→ To be done
Give every line of the data again, unchanged, but with no pictures.

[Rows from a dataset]
■ ■ ■ ■ ■ ■ ■
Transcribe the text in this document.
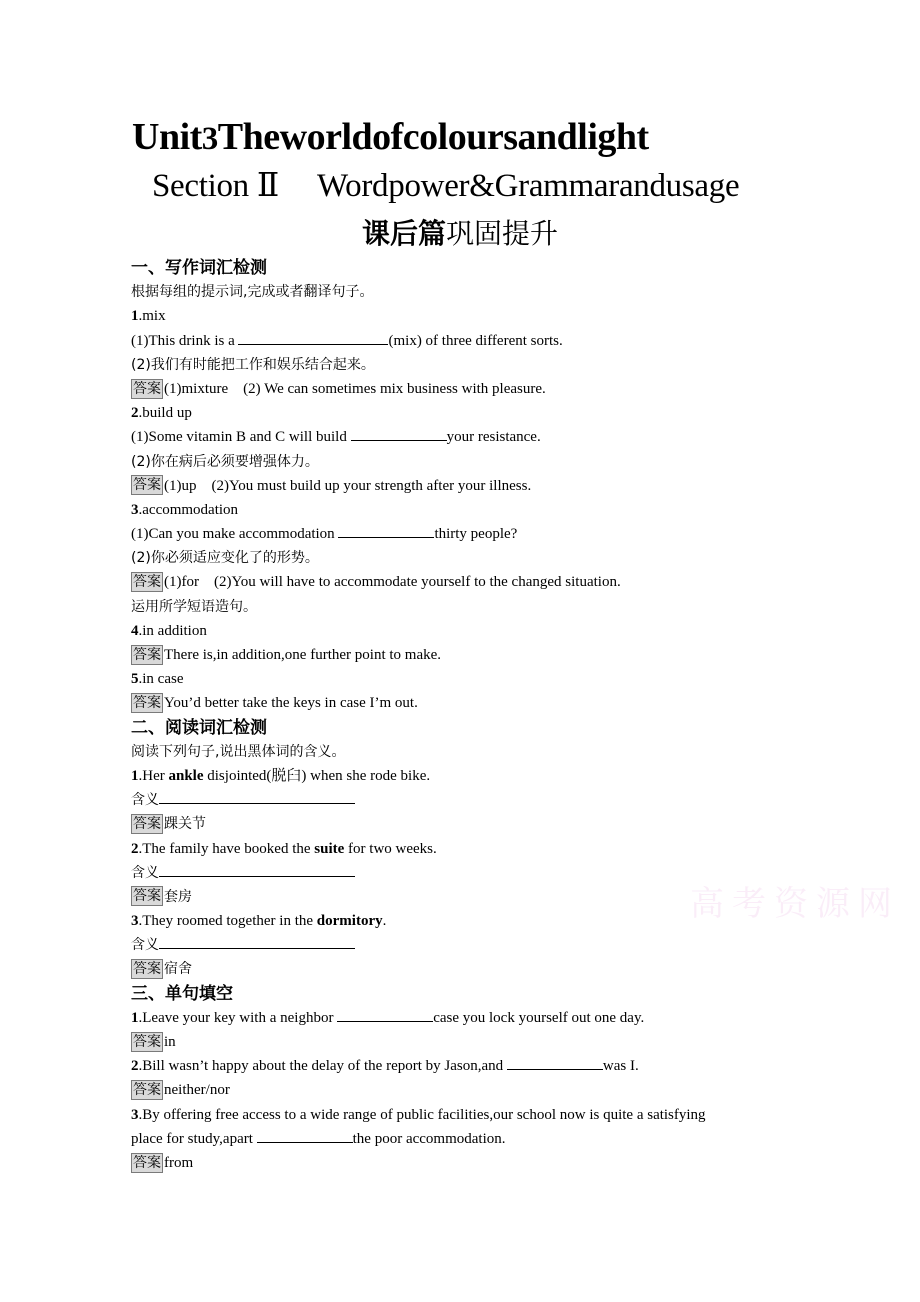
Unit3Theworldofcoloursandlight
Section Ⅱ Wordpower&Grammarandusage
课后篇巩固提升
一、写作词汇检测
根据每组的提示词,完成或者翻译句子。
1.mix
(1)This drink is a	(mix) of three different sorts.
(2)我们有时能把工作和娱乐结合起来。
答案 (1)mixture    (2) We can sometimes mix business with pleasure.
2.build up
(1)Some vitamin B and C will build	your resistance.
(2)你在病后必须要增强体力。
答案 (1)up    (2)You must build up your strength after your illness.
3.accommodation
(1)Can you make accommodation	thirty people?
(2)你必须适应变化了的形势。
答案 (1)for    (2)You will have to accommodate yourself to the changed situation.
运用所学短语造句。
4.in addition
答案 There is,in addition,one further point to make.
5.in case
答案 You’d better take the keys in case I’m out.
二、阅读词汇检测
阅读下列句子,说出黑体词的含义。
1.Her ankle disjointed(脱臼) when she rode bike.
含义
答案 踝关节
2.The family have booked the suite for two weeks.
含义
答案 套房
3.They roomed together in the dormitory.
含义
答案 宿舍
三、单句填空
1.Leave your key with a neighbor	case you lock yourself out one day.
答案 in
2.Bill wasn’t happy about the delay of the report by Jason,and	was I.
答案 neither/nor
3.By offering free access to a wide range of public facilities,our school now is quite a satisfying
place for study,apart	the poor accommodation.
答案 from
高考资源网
■ ■ ■ ■ ■ ■ ■
→ Written solution
Transcribe the text in this document.
Unit3Theworldofcoloursandlight
Section Ⅱ Wordpower&Grammarandusage
课后篇巩固提升
一、写作词汇检测
根据每组的提示词,完成或者翻译句子。
1.mix
(1)This drink is a	(mix) of three different sorts.
(2)我们有时能把工作和娱乐结合起来。
答案 (1)mixture    (2) We can sometimes mix business with pleasure.
2.build up
(1)Some vitamin B and C will build	your resistance.
(2)你在病后必须要增强体力。
答案 (1)up    (2)You must build up your strength after your illness.
3.accommodation
(1)Can you make accommodation	thirty people?
(2)你必须适应变化了的形势。
答案 (1)for    (2)You will have to accommodate yourself to the changed situation.
运用所学短语造句。
4.in addition
答案 There is,in addition,one further point to make.
5.in case
答案 You’d better take the keys in case I’m out.
二、阅读词汇检测
阅读下列句子,说出黑体词的含义。
1.Her ankle disjointed(脱臼) when she rode bike.
含义
答案 踝关节
2.The family have booked the suite for two weeks.
含义
答案 套房
3.They roomed together in the dormitory.
含义
答案 宿舍
三、单句填空
1.Leave your key with a neighbor	case you lock yourself out one day.
答案 in
2.Bill wasn’t happy about the delay of the report by Jason,and	was I.
答案 neither/nor
3.By offering free access to a wide range of public facilities,our school now is quite a satisfying
place for study,apart	the poor accommodation.
答案 from
高考资源网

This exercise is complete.